◆ Stated problem ◆
Locate every line in the records below that contains the word "JSON", and copy each one.

◆ Rows ◆
>> Start

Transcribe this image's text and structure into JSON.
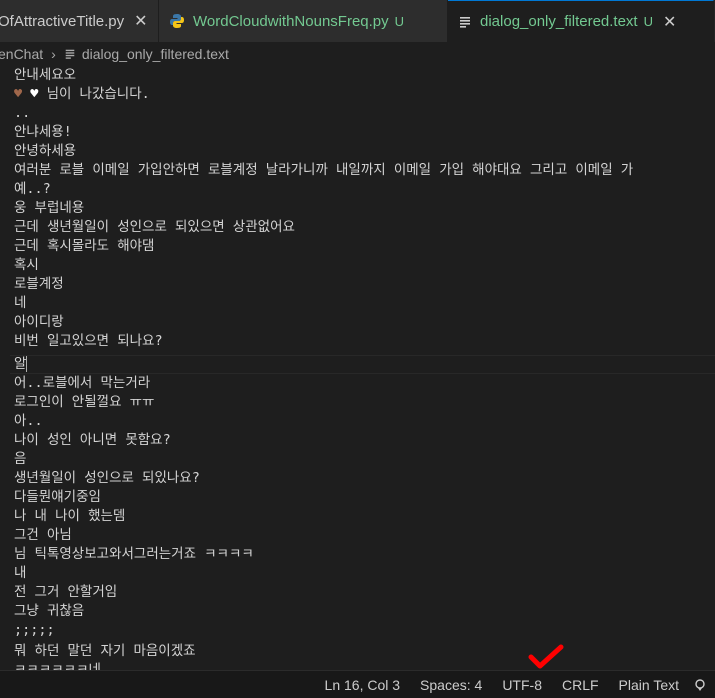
{
  "tabs": [
    {
      "label": "OfAttractiveTitle.py"
    },
    {
      "label": "WordCloudwithNounsFreq.py",
      "badge": "U"
    },
    {
      "label": "dialog_only_filtered.text",
      "badge": "U"
    }
  ],
  "breadcrumb": {
    "folder": "enChat",
    "file": "dialog_only_filtered.text"
  },
  "lines": [
    "안내세요오",
    "님이 나갔습니다.",
    "..",
    "안냐세용!",
    "안녕하세용",
    "여러분 로블 이메일 가입안하면 로블계정 날라가니까 내일까지 이메일 가입 해야대요 그리고 이메일 가",
    "예..?",
    "웅 부럽네용",
    "근데 생년월일이 성인으로 되있으면 상관없어요",
    "근데 혹시몰라도 해야댐",
    "혹시",
    "로블계정",
    "네",
    "아이디랑",
    "비번 일고있으면 되나요?",
    "알",
    "어..로블에서 막는거라",
    "로그인이 안될껄요 ㅠㅠ",
    "아..",
    "나이 성인 아니면 못함요?",
    "음",
    "생년월일이 성인으로 되있나요?",
    "다들뭔얘기중임",
    "나 내 나이 했는뎀",
    "그건 아님",
    "님 틱톡영상보고와서그러는거죠 ㅋㅋㅋㅋ",
    "내",
    "전 그거 안할거임",
    "그냥 귀찮음",
    ";;;;;",
    "뭐 하던 말던 자기 마음이겠죠",
    "ㅋㅋㅋㅋㅋㅋ네"
  ],
  "status": {
    "position": "Ln 16, Col 3",
    "spaces": "Spaces: 4",
    "encoding": "UTF-8",
    "eol": "CRLF",
    "language": "Plain Text"
  },
  "colors": {
    "accent": "#0078d4",
    "modified": "#73c991",
    "checkmark": "#ff0000"
  }
}
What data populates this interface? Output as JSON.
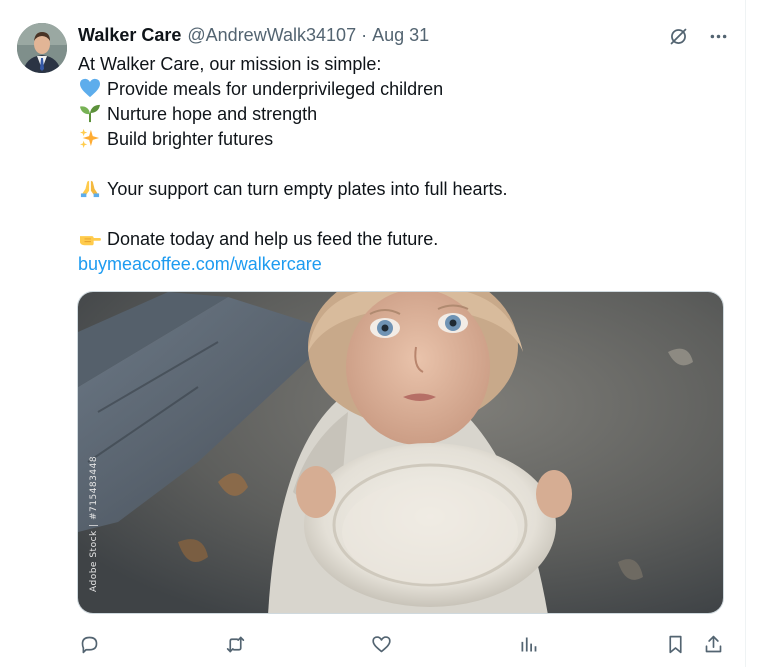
{
  "tweet": {
    "author_name": "Walker Care",
    "handle": "@AndrewWalk34107",
    "separator": "·",
    "date": "Aug 31",
    "lines": [
      {
        "emoji": "",
        "text": "At Walker Care, our mission is simple:"
      },
      {
        "emoji": "blue-heart",
        "text": "Provide meals for underprivileged children"
      },
      {
        "emoji": "seedling",
        "text": "Nurture hope and strength"
      },
      {
        "emoji": "sparkles",
        "text": "Build brighter futures"
      },
      {
        "emoji": "",
        "text": ""
      },
      {
        "emoji": "folded-hands",
        "text": "Your support can turn empty plates into full hearts."
      },
      {
        "emoji": "",
        "text": ""
      },
      {
        "emoji": "pointing-hand",
        "text": "Donate today and help us feed the future."
      }
    ],
    "link_text": "buymeacoffee.com/walkercare",
    "media": {
      "watermark": "Adobe Stock | #715483448"
    }
  },
  "header_icons": [
    "grok-icon",
    "more-icon"
  ],
  "actions": [
    "reply-icon",
    "retweet-icon",
    "like-icon",
    "views-icon",
    "bookmark-icon",
    "share-icon"
  ],
  "colors": {
    "text": "#0f1419",
    "secondary": "#536471",
    "link": "#1d9bf0",
    "border": "#cfd9de"
  }
}
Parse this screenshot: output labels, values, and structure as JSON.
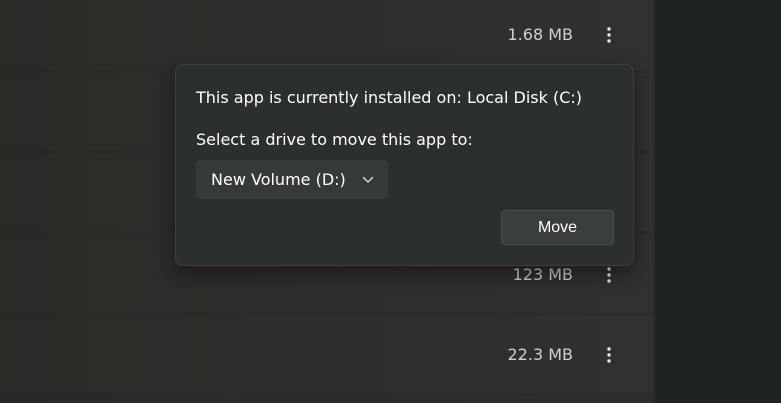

>> End

◆ Solution to this task ◆
Transcribe this image's text and structure into JSON.
What data populates this interface? Output as JSON.
Parse this screenshot: output labels, values, and structure as JSON.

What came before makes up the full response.